Exercise directions
Of the lines in the listing below, how many hold "deſſus"? Answer with the number only.
>>
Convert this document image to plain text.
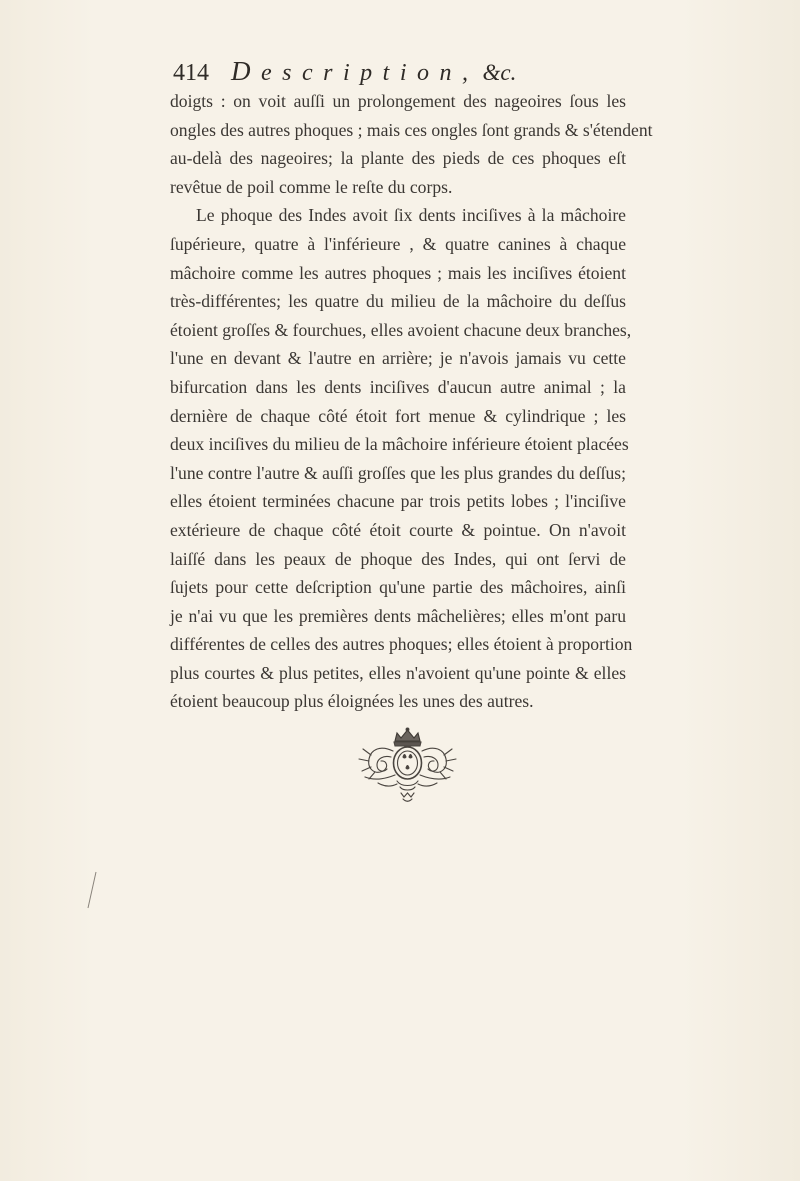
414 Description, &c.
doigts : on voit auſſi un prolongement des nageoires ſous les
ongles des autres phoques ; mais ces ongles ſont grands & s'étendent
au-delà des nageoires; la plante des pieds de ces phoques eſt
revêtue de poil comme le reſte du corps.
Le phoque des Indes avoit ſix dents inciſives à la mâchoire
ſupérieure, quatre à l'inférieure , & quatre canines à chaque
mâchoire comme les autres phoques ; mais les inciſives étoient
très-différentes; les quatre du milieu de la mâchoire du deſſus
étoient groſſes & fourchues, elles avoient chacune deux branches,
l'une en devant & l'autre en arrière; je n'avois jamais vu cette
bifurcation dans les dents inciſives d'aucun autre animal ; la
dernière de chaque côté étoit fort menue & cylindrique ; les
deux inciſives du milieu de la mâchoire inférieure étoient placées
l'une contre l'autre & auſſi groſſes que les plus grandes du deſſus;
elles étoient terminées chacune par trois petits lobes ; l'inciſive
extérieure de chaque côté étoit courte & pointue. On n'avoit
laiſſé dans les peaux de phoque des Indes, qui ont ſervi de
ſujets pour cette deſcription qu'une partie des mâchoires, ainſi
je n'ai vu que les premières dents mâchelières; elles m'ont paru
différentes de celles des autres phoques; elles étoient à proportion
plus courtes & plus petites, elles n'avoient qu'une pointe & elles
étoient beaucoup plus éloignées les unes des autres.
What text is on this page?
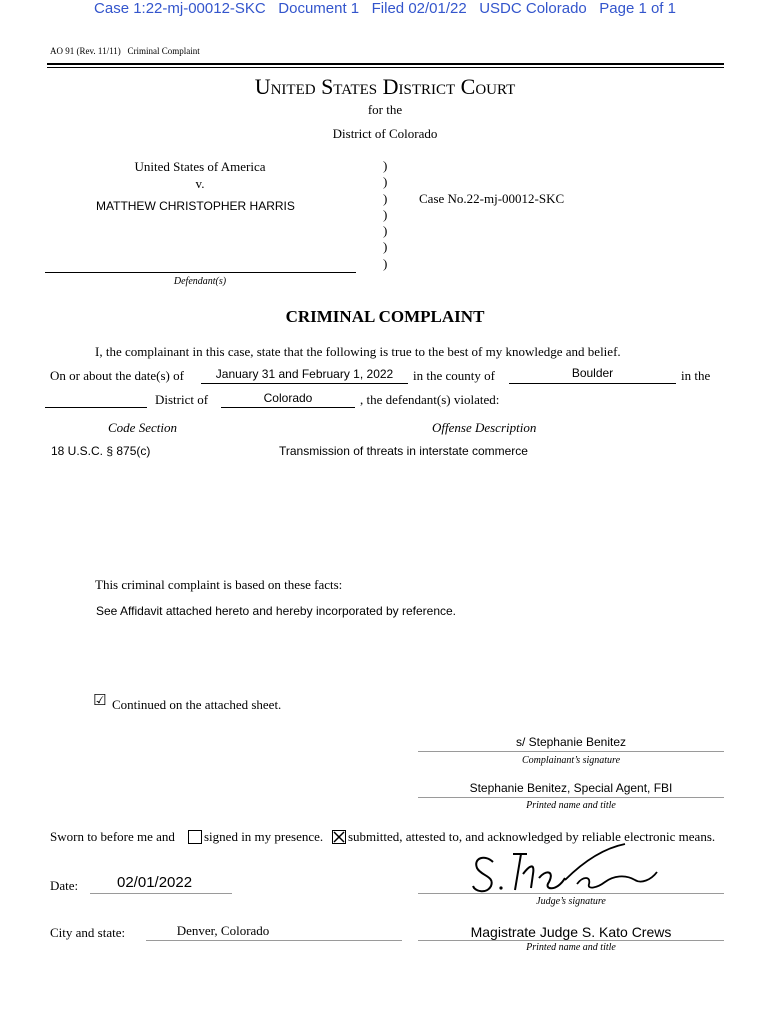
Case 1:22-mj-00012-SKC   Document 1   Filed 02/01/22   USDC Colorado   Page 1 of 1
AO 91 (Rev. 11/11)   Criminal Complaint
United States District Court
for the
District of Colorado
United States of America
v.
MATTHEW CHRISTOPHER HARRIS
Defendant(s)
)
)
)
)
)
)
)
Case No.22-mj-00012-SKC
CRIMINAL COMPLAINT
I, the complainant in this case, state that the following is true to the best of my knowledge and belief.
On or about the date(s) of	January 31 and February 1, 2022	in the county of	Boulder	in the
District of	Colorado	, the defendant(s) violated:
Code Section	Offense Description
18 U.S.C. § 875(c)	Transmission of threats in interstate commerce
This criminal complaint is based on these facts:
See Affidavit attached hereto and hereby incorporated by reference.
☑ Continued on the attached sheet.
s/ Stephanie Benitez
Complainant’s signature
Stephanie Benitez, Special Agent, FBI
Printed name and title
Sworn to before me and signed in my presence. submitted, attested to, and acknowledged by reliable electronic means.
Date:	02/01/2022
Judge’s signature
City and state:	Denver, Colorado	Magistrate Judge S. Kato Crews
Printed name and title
<<
>>
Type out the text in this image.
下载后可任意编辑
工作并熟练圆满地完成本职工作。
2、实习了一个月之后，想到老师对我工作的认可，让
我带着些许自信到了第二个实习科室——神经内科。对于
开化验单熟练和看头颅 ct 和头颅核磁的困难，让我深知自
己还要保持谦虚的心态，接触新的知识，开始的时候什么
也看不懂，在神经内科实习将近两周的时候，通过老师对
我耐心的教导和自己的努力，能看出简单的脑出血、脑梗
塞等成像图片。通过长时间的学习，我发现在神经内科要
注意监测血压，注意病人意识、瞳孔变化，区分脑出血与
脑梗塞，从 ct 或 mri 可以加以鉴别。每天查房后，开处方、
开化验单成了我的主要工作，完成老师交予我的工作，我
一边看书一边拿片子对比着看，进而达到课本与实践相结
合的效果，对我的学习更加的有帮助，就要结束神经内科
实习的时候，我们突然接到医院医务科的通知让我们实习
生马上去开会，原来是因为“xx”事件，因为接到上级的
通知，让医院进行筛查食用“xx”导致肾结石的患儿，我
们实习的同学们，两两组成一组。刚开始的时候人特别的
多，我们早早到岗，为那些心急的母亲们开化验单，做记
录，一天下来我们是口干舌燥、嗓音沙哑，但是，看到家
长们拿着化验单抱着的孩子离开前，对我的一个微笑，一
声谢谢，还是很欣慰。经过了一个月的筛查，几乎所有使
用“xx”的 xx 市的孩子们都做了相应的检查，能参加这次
<<
Answer below
2